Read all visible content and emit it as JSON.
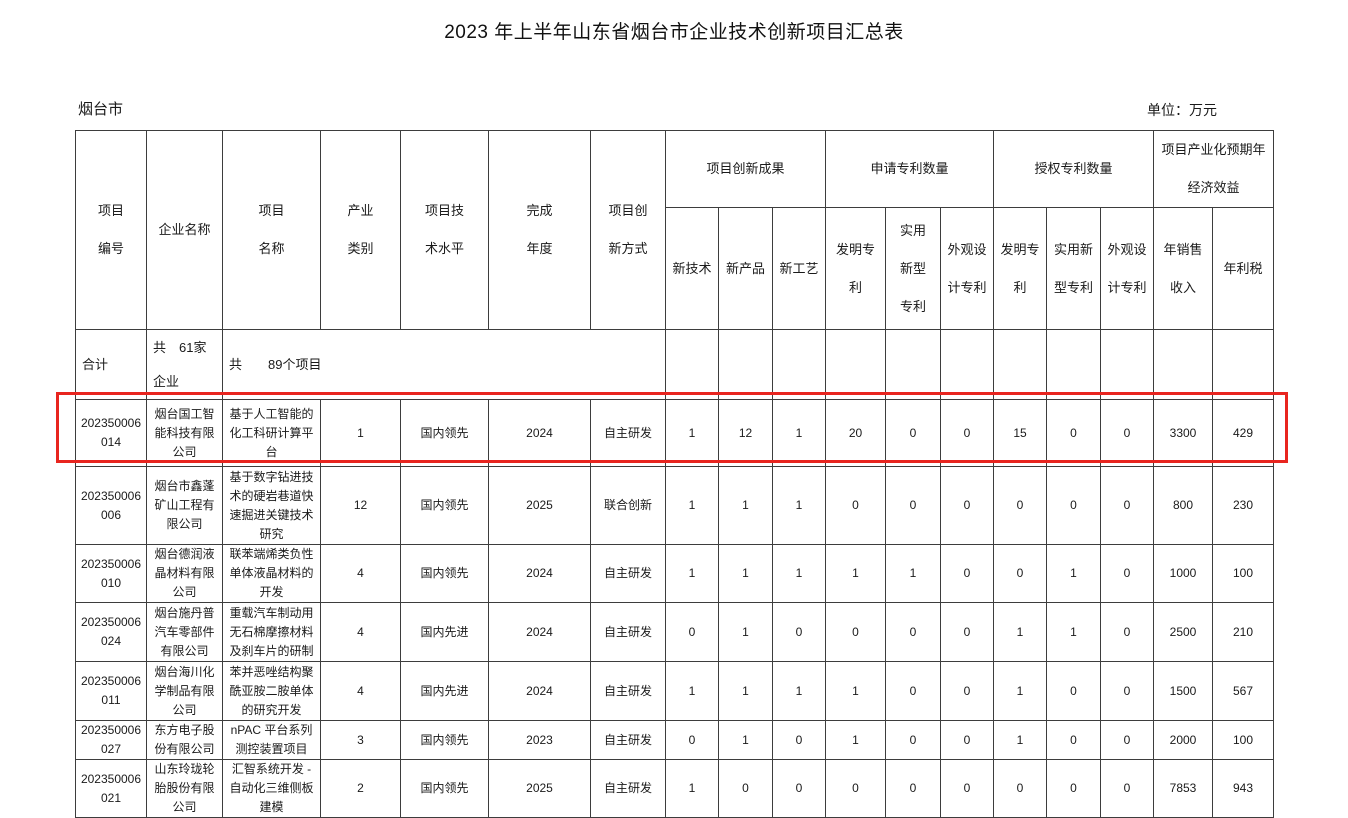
{
  "page": {
    "title": "2023 年上半年山东省烟台市企业技术创新项目汇总表",
    "region_label": "烟台市",
    "unit_label": "单位：万元"
  },
  "annotation": {
    "highlight_box_color": "#e8251f"
  },
  "table": {
    "headers": {
      "project_id": "项目\n编号",
      "company": "企业名称",
      "project_name": "项目\n名称",
      "industry": "产业\n类别",
      "tech_level": "项目技\n术水平",
      "completion_year": "完成\n年度",
      "innovation_method": "项目创\n新方式",
      "group_outcomes": "项目创新成果",
      "group_applied_patents": "申请专利数量",
      "group_granted_patents": "授权专利数量",
      "group_economic": "项目产业化预期年\n经济效益",
      "sub_new_tech": "新技术",
      "sub_new_product": "新产品",
      "sub_new_process": "新工艺",
      "applied_invention": "发明专\n利",
      "applied_utility": "实用\n新型\n专利",
      "applied_design": "外观设\n计专利",
      "granted_invention": "发明专\n利",
      "granted_utility": "实用新\n型专利",
      "granted_design": "外观设\n计专利",
      "annual_sales": "年销售\n收入",
      "annual_profit_tax": "年利税"
    },
    "summary": {
      "label": "合计",
      "companies": "共　61家\n企业",
      "projects": "共　　89个项目"
    },
    "rows": [
      {
        "id": "202350006\n014",
        "company": "烟台国工智\n能科技有限\n公司",
        "project": "基于人工智能的\n化工科研计算平\n台",
        "industry": "1",
        "tech_level": "国内领先",
        "year": "2024",
        "method": "自主研发",
        "values": [
          "1",
          "12",
          "1",
          "20",
          "0",
          "0",
          "15",
          "0",
          "0",
          "3300",
          "429"
        ],
        "highlighted": true
      },
      {
        "id": "202350006\n006",
        "company": "烟台市鑫蓬\n矿山工程有\n限公司",
        "project": "基于数字钻进技\n术的硬岩巷道快\n速掘进关键技术\n研究",
        "industry": "12",
        "tech_level": "国内领先",
        "year": "2025",
        "method": "联合创新",
        "values": [
          "1",
          "1",
          "1",
          "0",
          "0",
          "0",
          "0",
          "0",
          "0",
          "800",
          "230"
        ],
        "highlighted": false
      },
      {
        "id": "202350006\n010",
        "company": "烟台德润液\n晶材料有限\n公司",
        "project": "联苯端烯类负性\n单体液晶材料的\n开发",
        "industry": "4",
        "tech_level": "国内领先",
        "year": "2024",
        "method": "自主研发",
        "values": [
          "1",
          "1",
          "1",
          "1",
          "1",
          "0",
          "0",
          "1",
          "0",
          "1000",
          "100"
        ],
        "highlighted": false
      },
      {
        "id": "202350006\n024",
        "company": "烟台施丹普\n汽车零部件\n有限公司",
        "project": "重载汽车制动用\n无石棉摩擦材料\n及刹车片的研制",
        "industry": "4",
        "tech_level": "国内先进",
        "year": "2024",
        "method": "自主研发",
        "values": [
          "0",
          "1",
          "0",
          "0",
          "0",
          "0",
          "1",
          "1",
          "0",
          "2500",
          "210"
        ],
        "highlighted": false
      },
      {
        "id": "202350006\n011",
        "company": "烟台海川化\n学制品有限\n公司",
        "project": "苯并恶唑结构聚\n酰亚胺二胺单体\n的研究开发",
        "industry": "4",
        "tech_level": "国内先进",
        "year": "2024",
        "method": "自主研发",
        "values": [
          "1",
          "1",
          "1",
          "1",
          "0",
          "0",
          "1",
          "0",
          "0",
          "1500",
          "567"
        ],
        "highlighted": false
      },
      {
        "id": "202350006\n027",
        "company": "东方电子股\n份有限公司",
        "project": "nPAC 平台系列\n测控装置项目",
        "industry": "3",
        "tech_level": "国内领先",
        "year": "2023",
        "method": "自主研发",
        "values": [
          "0",
          "1",
          "0",
          "1",
          "0",
          "0",
          "1",
          "0",
          "0",
          "2000",
          "100"
        ],
        "highlighted": false
      },
      {
        "id": "202350006\n021",
        "company": "山东玲珑轮\n胎股份有限\n公司",
        "project": "汇智系统开发 -\n自动化三维侧板\n建模",
        "industry": "2",
        "tech_level": "国内领先",
        "year": "2025",
        "method": "自主研发",
        "values": [
          "1",
          "0",
          "0",
          "0",
          "0",
          "0",
          "0",
          "0",
          "0",
          "7853",
          "943"
        ],
        "highlighted": false
      }
    ]
  }
}
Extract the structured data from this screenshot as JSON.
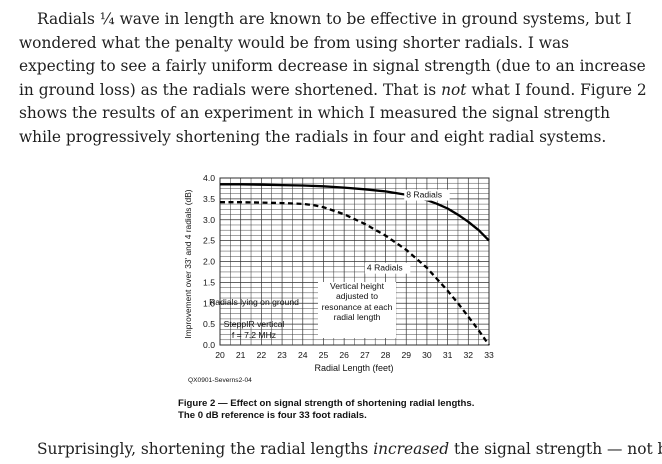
{
  "paragraph1": {
    "lines": [
      "Radials ¼ wave in length are known to be effective in ground systems, but I",
      "wondered what the penalty would be from using shorter radials. I was expecting to",
      "see a fairly uniform decrease in signal strength (due to an increase in ground loss)",
      "as the radials were shortened. That is ",
      "not",
      " what I found. Figure 2 shows the results",
      "of an experiment in which I measured the signal strength while progressively",
      "shortening the radials in four and eight radial systems."
    ]
  },
  "figure": {
    "caption_line1": "Figure 2 — Effect on signal strength of shortening radial lengths.",
    "caption_line2": "The 0 dB reference is four 33 foot radials.",
    "source_id": "QX0901-Severns2-04"
  },
  "chart_data": {
    "type": "line",
    "xlabel": "Radial Length (feet)",
    "ylabel": "Improvement over 33' and 4 radials (dB)",
    "xlim": [
      20,
      33
    ],
    "ylim": [
      0.0,
      4.0
    ],
    "x_ticks": [
      "20",
      "21",
      "22",
      "23",
      "24",
      "25",
      "26",
      "27",
      "28",
      "29",
      "30",
      "31",
      "32",
      "33"
    ],
    "y_ticks": [
      "0.0",
      "0.5",
      "1.0",
      "1.5",
      "2.0",
      "2.5",
      "3.0",
      "3.5",
      "4.0"
    ],
    "grid": true,
    "series": [
      {
        "name": "8 Radials",
        "style": "solid",
        "x": [
          20,
          21,
          22,
          23,
          24,
          25,
          26,
          27,
          28,
          29,
          30,
          30.5,
          31,
          31.5,
          32,
          32.5,
          33
        ],
        "y": [
          3.85,
          3.85,
          3.84,
          3.83,
          3.82,
          3.8,
          3.77,
          3.73,
          3.68,
          3.6,
          3.47,
          3.38,
          3.27,
          3.12,
          2.95,
          2.75,
          2.5
        ]
      },
      {
        "name": "4 Radials",
        "style": "dashed",
        "x": [
          20,
          21,
          22,
          23,
          24,
          24.5,
          25,
          26,
          27,
          28,
          29,
          30,
          31,
          31.5,
          32,
          32.5,
          33
        ],
        "y": [
          3.42,
          3.42,
          3.41,
          3.4,
          3.38,
          3.35,
          3.3,
          3.13,
          2.9,
          2.62,
          2.28,
          1.85,
          1.3,
          1.0,
          0.68,
          0.35,
          0.0
        ]
      }
    ],
    "annotations": [
      "Radials lying on ground",
      "SteppIR vertical",
      "f = 7.2 MHz",
      "Vertical height adjusted to resonance at each radial length"
    ]
  },
  "paragraph2": {
    "part1": "Surprisingly, shortening the radial lengths ",
    "part2": "increased",
    "part3": " the signal strength — not by"
  }
}
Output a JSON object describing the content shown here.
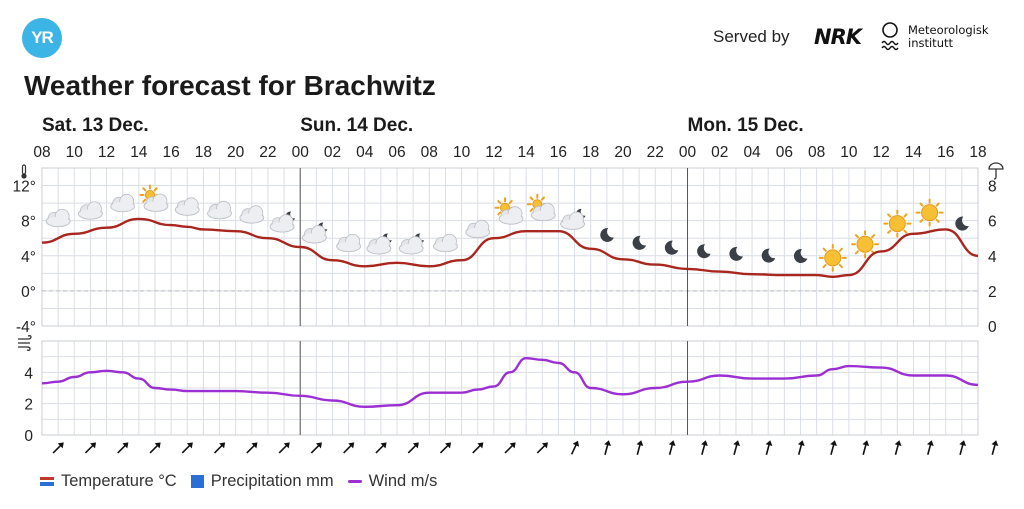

#### [Stated problem]
Scan the data for the word "four" and copy every line where it shows up.

#### [Exercise answer]
      "shortening the radials in four and eight radial systems."
    "caption_line2": "The 0 dB reference is four 33 foot radials.",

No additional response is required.